Write out each line from the data below that includes the word "value".

########################################

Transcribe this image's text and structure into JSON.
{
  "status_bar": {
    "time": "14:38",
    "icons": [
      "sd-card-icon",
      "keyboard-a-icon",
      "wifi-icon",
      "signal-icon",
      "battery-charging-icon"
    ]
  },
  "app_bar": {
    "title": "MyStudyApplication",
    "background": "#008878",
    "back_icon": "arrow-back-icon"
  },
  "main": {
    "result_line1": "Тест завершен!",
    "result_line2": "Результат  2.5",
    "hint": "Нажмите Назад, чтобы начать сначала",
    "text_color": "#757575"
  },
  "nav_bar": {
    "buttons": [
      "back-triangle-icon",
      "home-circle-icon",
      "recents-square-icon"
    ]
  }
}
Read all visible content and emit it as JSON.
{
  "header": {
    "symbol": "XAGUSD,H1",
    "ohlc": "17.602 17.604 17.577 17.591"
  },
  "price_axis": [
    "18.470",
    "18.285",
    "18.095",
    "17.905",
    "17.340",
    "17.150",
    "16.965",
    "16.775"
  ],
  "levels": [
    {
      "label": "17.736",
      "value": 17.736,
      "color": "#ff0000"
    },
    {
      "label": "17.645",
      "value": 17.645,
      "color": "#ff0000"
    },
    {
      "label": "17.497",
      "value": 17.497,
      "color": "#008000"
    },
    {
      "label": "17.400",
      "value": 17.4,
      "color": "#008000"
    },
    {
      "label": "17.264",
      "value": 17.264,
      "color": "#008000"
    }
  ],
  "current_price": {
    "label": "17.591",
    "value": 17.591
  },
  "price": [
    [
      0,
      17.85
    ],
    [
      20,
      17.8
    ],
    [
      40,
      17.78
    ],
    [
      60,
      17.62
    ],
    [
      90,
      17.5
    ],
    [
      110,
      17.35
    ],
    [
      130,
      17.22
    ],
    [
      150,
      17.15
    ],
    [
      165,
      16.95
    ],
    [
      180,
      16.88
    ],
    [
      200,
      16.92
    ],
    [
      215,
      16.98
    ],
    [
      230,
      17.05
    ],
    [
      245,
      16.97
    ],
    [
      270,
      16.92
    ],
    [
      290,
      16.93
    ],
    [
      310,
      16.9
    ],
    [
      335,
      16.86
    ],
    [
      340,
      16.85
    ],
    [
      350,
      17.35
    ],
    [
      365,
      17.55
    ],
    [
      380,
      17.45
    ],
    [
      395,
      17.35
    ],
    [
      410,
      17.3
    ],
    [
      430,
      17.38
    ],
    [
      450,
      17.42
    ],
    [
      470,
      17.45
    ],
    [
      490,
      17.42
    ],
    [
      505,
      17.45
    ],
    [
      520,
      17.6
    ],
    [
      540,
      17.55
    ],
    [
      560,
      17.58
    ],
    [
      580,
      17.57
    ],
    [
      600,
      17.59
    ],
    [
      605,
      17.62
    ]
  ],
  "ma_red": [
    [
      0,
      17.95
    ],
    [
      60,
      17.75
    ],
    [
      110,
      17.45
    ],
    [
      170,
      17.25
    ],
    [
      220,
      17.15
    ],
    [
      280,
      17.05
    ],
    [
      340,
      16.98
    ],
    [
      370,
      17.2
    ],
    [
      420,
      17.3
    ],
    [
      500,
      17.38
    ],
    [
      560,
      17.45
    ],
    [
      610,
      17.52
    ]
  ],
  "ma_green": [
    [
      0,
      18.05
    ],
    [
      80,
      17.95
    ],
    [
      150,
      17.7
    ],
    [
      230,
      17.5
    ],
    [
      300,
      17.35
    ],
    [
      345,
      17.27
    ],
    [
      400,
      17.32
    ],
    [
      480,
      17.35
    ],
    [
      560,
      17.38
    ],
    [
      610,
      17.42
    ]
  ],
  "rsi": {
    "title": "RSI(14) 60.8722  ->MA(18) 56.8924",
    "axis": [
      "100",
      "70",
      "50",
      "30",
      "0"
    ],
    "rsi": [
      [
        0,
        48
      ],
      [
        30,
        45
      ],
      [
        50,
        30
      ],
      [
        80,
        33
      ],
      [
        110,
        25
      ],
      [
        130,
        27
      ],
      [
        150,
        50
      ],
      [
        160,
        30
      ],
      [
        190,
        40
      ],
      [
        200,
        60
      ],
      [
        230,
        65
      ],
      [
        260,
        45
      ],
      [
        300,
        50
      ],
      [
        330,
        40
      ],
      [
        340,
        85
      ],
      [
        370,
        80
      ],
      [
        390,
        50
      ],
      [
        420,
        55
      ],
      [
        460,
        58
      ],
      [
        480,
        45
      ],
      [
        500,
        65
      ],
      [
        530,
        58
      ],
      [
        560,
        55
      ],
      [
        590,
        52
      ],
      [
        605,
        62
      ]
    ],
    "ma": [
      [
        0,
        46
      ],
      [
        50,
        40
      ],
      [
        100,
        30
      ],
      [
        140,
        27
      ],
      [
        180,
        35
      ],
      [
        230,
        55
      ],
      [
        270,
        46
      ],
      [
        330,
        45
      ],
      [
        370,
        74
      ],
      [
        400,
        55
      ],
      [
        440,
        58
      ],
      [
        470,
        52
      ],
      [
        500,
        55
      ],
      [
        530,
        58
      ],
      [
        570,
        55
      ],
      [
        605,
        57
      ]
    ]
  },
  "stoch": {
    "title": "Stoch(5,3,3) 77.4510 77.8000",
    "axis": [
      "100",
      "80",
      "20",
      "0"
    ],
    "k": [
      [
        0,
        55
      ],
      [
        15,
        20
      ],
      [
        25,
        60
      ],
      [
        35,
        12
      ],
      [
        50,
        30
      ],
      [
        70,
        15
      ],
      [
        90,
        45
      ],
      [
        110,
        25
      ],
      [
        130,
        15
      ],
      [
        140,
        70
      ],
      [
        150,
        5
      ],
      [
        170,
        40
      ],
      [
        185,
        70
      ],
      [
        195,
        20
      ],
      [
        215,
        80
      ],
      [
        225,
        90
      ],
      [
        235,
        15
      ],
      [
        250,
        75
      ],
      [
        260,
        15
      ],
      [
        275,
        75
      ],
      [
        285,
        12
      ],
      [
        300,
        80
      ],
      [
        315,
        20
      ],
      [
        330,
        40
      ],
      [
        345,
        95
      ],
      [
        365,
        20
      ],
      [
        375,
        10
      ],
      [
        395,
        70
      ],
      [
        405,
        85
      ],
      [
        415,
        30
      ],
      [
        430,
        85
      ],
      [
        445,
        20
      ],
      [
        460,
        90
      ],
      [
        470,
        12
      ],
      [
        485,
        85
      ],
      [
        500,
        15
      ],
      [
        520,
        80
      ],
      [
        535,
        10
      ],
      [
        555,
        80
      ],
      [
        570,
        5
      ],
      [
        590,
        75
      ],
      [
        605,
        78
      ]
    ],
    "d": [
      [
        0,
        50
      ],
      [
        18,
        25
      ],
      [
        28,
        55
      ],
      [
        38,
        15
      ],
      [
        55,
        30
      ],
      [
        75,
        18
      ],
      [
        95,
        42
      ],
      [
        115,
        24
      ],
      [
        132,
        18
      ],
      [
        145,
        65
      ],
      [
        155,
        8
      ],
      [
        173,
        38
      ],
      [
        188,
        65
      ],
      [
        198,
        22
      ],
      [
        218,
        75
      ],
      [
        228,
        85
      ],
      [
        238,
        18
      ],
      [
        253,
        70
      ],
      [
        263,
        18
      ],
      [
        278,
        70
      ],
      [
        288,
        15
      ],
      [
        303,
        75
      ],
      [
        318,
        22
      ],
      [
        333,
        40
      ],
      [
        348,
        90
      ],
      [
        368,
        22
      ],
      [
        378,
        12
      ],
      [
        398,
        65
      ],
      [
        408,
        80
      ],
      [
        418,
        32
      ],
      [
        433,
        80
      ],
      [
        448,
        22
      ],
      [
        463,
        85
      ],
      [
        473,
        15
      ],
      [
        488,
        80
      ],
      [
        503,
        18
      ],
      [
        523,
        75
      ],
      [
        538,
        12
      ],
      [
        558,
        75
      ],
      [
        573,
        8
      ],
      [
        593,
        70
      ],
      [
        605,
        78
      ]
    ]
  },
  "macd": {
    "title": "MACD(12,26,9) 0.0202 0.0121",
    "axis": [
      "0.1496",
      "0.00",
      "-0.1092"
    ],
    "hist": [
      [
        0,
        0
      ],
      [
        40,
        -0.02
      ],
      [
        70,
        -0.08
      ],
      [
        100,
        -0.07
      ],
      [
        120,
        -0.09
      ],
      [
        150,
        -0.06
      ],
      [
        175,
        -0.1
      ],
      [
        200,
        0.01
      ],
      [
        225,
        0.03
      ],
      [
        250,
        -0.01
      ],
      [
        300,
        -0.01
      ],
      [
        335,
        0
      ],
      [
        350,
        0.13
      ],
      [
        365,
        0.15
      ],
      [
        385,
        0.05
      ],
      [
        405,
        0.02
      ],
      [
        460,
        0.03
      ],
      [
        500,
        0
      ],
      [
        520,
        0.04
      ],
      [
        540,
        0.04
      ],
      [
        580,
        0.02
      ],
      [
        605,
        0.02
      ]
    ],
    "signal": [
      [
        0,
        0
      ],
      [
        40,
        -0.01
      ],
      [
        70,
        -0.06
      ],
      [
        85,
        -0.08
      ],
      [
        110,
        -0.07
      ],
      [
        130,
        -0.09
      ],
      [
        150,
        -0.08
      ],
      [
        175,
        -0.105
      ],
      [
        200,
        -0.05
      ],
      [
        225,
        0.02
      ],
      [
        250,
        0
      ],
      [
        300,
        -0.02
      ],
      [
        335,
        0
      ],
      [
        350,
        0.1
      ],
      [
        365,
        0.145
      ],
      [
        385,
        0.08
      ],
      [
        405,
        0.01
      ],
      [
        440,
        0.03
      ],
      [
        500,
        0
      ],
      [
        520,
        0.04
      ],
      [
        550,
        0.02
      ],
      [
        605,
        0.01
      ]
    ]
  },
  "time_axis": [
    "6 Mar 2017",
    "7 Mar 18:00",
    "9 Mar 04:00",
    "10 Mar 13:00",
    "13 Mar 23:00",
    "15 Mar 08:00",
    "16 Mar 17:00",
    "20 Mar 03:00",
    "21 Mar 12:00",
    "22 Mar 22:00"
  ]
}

########################################

• EXERCISE RESPONSE:
      "value": 17.736,
      "value": 17.645,
      "value": 17.497,
      "value": 17.4,
      "value": 17.264,
    "value": 17.591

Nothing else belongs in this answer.